[Stored items from a collection]

.....

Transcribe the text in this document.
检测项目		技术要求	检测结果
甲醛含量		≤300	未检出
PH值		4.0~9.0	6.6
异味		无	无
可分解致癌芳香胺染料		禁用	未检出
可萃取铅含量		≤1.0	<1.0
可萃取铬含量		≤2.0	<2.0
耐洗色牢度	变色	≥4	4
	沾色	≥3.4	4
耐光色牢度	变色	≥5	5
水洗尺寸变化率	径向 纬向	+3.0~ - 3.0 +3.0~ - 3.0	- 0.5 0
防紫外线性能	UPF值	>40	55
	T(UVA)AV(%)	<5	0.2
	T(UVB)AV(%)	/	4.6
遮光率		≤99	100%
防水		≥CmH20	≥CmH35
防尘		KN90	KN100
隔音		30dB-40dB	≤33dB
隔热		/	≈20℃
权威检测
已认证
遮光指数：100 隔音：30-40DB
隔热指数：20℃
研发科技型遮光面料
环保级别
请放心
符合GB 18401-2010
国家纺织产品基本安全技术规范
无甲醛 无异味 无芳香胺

.....

Stated problem:
Emit the full listing verbatim.

Solution below:
Transcribe the text in this document.
检测项目		技术要求	检测结果
甲醛含量		≤300	未检出
PH值		4.0~9.0	6.6
异味		无	无
可分解致癌芳香胺染料		禁用	未检出
可萃取铅含量		≤1.0	<1.0
可萃取铬含量		≤2.0	<2.0
耐洗色牢度	变色	≥4	4
	沾色	≥3.4	4
耐光色牢度	变色	≥5	5
水洗尺寸变化率	径向 纬向	+3.0~ - 3.0 +3.0~ - 3.0	- 0.5 0
防紫外线性能	UPF值	>40	55
	T(UVA)AV(%)	<5	0.2
	T(UVB)AV(%)	/	4.6
遮光率		≤99	100%
防水		≥CmH20	≥CmH35
防尘		KN90	KN100
隔音		30dB-40dB	≤33dB
隔热		/	≈20℃
权威检测
已认证
遮光指数：100 隔音：30-40DB
隔热指数：20℃
研发科技型遮光面料
环保级别
请放心
符合GB 18401-2010
国家纺织产品基本安全技术规范
无甲醛 无异味 无芳香胺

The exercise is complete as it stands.